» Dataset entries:
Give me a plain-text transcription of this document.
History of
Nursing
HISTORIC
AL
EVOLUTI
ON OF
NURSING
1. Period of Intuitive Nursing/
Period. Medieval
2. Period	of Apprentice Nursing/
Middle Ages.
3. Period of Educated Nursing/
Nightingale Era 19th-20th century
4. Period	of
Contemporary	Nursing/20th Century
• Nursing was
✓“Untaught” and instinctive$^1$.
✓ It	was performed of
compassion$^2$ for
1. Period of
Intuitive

» BRIEF:
Write the whole listing out again. Keep every line exactly as it is.

» THE ANSWER:
Give me a plain-text transcription of this document.
History of
Nursing
HISTORIC
AL
EVOLUTI
ON OF
NURSING
1. Period of Intuitive Nursing/
Period. Medieval
2. Period	of Apprentice Nursing/
Middle Ages.
3. Period of Educated Nursing/
Nightingale Era 19th-20th century
4. Period	of
Contemporary	Nursing/20th Century
• Nursing was
✓“Untaught” and instinctive$^1$.
✓ It	was performed of
compassion$^2$ for
1. Period of
Intuitive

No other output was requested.